● **DIRECTION**:
Here are some records; quote them exactly, leaving out the pictures.

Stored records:
◆ ◆ ◆ ◆ ◆ ◆ ◆

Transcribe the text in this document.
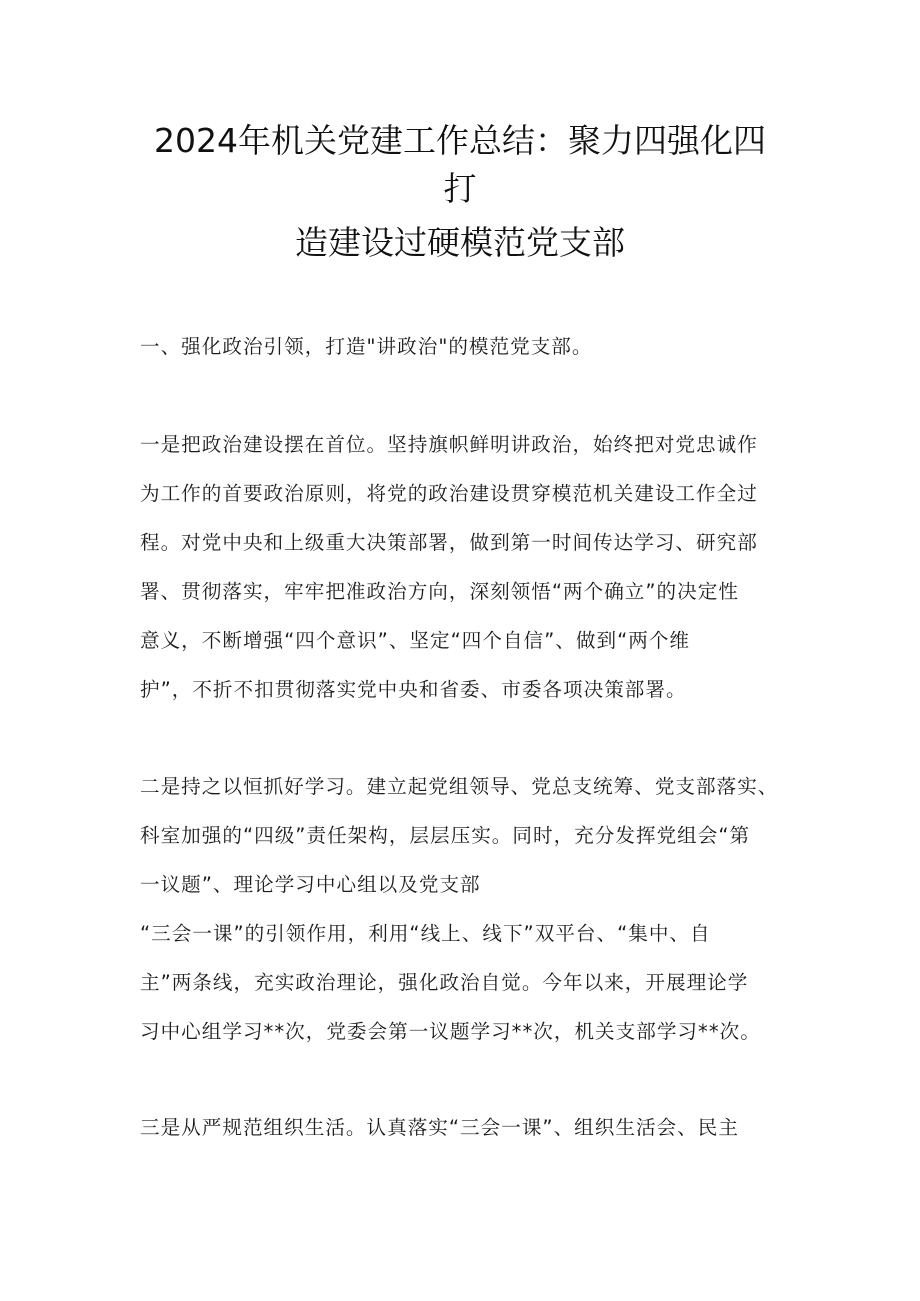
2024年机关党建工作总结：聚力四强化四
打
造建设过硬模范党支部
一、强化政治引领，打造"讲政治"的模范党支部。
一是把政治建设摆在首位。坚持旗帜鲜明讲政治，始终把对党忠诚作
为工作的首要政治原则，将党的政治建设贯穿模范机关建设工作全过
程。对党中央和上级重大决策部署，做到第一时间传达学习、研究部
署、贯彻落实，牢牢把准政治方向，深刻领悟“两个确立”的决定性
意义，不断增强“四个意识”、坚定“四个自信”、做到“两个维
护”，不折不扣贯彻落实党中央和省委、市委各项决策部署。
二是持之以恒抓好学习。建立起党组领导、党总支统筹、党支部落实、
科室加强的“四级”责任架构，层层压实。同时，充分发挥党组会“第
一议题”、理论学习中心组以及党支部
“三会一课”的引领作用，利用“线上、线下”双平台、“集中、自
主”两条线，充实政治理论，强化政治自觉。今年以来，开展理论学
习中心组学习**次，党委会第一议题学习**次，机关支部学习**次。
三是从严规范组织生活。认真落实“三会一课”、组织生活会、民主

◆ ◆ ◆ ◆ ◆ ◆ ◆

● **PROBLEM SOLUTION**:
Transcribe the text in this document.
2024年机关党建工作总结：聚力四强化四
打
造建设过硬模范党支部
一、强化政治引领，打造"讲政治"的模范党支部。
一是把政治建设摆在首位。坚持旗帜鲜明讲政治，始终把对党忠诚作
为工作的首要政治原则，将党的政治建设贯穿模范机关建设工作全过
程。对党中央和上级重大决策部署，做到第一时间传达学习、研究部
署、贯彻落实，牢牢把准政治方向，深刻领悟“两个确立”的决定性
意义，不断增强“四个意识”、坚定“四个自信”、做到“两个维
护”，不折不扣贯彻落实党中央和省委、市委各项决策部署。
二是持之以恒抓好学习。建立起党组领导、党总支统筹、党支部落实、
科室加强的“四级”责任架构，层层压实。同时，充分发挥党组会“第
一议题”、理论学习中心组以及党支部
“三会一课”的引领作用，利用“线上、线下”双平台、“集中、自
主”两条线，充实政治理论，强化政治自觉。今年以来，开展理论学
习中心组学习**次，党委会第一议题学习**次，机关支部学习**次。
三是从严规范组织生活。认真落实“三会一课”、组织生活会、民主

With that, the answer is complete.